• **TASK INPUT**:
------------------------------------------------

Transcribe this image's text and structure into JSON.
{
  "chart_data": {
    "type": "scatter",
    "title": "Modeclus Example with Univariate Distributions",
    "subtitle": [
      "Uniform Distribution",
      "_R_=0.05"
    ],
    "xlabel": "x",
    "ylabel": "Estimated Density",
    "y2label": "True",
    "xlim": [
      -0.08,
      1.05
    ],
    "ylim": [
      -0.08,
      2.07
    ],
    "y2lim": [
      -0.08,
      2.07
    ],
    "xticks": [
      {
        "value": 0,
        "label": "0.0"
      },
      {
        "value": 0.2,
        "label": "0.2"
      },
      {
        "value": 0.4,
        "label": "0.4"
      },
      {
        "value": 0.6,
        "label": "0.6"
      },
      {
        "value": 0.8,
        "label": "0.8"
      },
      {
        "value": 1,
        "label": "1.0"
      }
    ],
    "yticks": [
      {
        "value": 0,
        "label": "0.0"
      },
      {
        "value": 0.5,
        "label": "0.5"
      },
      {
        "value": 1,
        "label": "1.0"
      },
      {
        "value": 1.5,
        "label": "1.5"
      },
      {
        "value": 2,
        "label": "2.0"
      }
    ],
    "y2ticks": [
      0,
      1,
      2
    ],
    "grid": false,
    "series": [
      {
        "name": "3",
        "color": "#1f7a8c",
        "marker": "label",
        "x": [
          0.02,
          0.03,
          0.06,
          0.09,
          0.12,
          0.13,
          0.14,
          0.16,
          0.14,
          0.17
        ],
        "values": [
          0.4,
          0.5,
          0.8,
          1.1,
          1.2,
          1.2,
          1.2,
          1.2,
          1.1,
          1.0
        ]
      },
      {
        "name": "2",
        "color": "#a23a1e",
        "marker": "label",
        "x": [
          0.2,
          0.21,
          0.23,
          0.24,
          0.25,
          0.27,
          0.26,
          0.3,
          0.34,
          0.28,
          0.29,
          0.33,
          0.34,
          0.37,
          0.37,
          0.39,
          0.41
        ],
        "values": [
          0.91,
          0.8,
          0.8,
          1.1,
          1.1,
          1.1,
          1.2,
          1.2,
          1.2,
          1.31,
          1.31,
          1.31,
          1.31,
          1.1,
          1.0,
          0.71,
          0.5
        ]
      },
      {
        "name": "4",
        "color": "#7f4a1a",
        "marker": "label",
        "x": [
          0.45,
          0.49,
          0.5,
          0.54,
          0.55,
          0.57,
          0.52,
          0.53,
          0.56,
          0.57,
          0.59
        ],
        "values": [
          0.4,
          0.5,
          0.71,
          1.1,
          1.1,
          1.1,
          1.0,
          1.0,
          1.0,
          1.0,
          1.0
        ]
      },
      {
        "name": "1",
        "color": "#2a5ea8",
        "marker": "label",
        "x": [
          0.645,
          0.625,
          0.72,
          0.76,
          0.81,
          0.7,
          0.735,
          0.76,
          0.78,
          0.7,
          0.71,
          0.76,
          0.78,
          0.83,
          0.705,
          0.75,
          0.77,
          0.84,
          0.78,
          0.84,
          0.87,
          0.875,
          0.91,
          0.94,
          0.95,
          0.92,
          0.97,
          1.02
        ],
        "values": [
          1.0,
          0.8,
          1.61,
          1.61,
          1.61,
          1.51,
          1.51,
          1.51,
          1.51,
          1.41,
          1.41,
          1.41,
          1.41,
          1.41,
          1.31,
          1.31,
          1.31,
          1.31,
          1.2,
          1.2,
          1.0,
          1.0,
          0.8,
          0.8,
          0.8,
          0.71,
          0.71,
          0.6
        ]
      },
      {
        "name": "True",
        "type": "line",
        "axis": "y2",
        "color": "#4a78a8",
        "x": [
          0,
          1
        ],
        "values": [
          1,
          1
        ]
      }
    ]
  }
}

------------------------------------------------

• **PROBLEM TO SOLVE**: Your task is to repeat every line exactly.

• **WRITTEN SOLUTION**:
Transcribe this image's text and structure into JSON.
{
  "chart_data": {
    "type": "scatter",
    "title": "Modeclus Example with Univariate Distributions",
    "subtitle": [
      "Uniform Distribution",
      "_R_=0.05"
    ],
    "xlabel": "x",
    "ylabel": "Estimated Density",
    "y2label": "True",
    "xlim": [
      -0.08,
      1.05
    ],
    "ylim": [
      -0.08,
      2.07
    ],
    "y2lim": [
      -0.08,
      2.07
    ],
    "xticks": [
      {
        "value": 0,
        "label": "0.0"
      },
      {
        "value": 0.2,
        "label": "0.2"
      },
      {
        "value": 0.4,
        "label": "0.4"
      },
      {
        "value": 0.6,
        "label": "0.6"
      },
      {
        "value": 0.8,
        "label": "0.8"
      },
      {
        "value": 1,
        "label": "1.0"
      }
    ],
    "yticks": [
      {
        "value": 0,
        "label": "0.0"
      },
      {
        "value": 0.5,
        "label": "0.5"
      },
      {
        "value": 1,
        "label": "1.0"
      },
      {
        "value": 1.5,
        "label": "1.5"
      },
      {
        "value": 2,
        "label": "2.0"
      }
    ],
    "y2ticks": [
      0,
      1,
      2
    ],
    "grid": false,
    "series": [
      {
        "name": "3",
        "color": "#1f7a8c",
        "marker": "label",
        "x": [
          0.02,
          0.03,
          0.06,
          0.09,
          0.12,
          0.13,
          0.14,
          0.16,
          0.14,
          0.17
        ],
        "values": [
          0.4,
          0.5,
          0.8,
          1.1,
          1.2,
          1.2,
          1.2,
          1.2,
          1.1,
          1.0
        ]
      },
      {
        "name": "2",
        "color": "#a23a1e",
        "marker": "label",
        "x": [
          0.2,
          0.21,
          0.23,
          0.24,
          0.25,
          0.27,
          0.26,
          0.3,
          0.34,
          0.28,
          0.29,
          0.33,
          0.34,
          0.37,
          0.37,
          0.39,
          0.41
        ],
        "values": [
          0.91,
          0.8,
          0.8,
          1.1,
          1.1,
          1.1,
          1.2,
          1.2,
          1.2,
          1.31,
          1.31,
          1.31,
          1.31,
          1.1,
          1.0,
          0.71,
          0.5
        ]
      },
      {
        "name": "4",
        "color": "#7f4a1a",
        "marker": "label",
        "x": [
          0.45,
          0.49,
          0.5,
          0.54,
          0.55,
          0.57,
          0.52,
          0.53,
          0.56,
          0.57,
          0.59
        ],
        "values": [
          0.4,
          0.5,
          0.71,
          1.1,
          1.1,
          1.1,
          1.0,
          1.0,
          1.0,
          1.0,
          1.0
        ]
      },
      {
        "name": "1",
        "color": "#2a5ea8",
        "marker": "label",
        "x": [
          0.645,
          0.625,
          0.72,
          0.76,
          0.81,
          0.7,
          0.735,
          0.76,
          0.78,
          0.7,
          0.71,
          0.76,
          0.78,
          0.83,
          0.705,
          0.75,
          0.77,
          0.84,
          0.78,
          0.84,
          0.87,
          0.875,
          0.91,
          0.94,
          0.95,
          0.92,
          0.97,
          1.02
        ],
        "values": [
          1.0,
          0.8,
          1.61,
          1.61,
          1.61,
          1.51,
          1.51,
          1.51,
          1.51,
          1.41,
          1.41,
          1.41,
          1.41,
          1.41,
          1.31,
          1.31,
          1.31,
          1.31,
          1.2,
          1.2,
          1.0,
          1.0,
          0.8,
          0.8,
          0.8,
          0.71,
          0.71,
          0.6
        ]
      },
      {
        "name": "True",
        "type": "line",
        "axis": "y2",
        "color": "#4a78a8",
        "x": [
          0,
          1
        ],
        "values": [
          1,
          1
        ]
      }
    ]
  }
}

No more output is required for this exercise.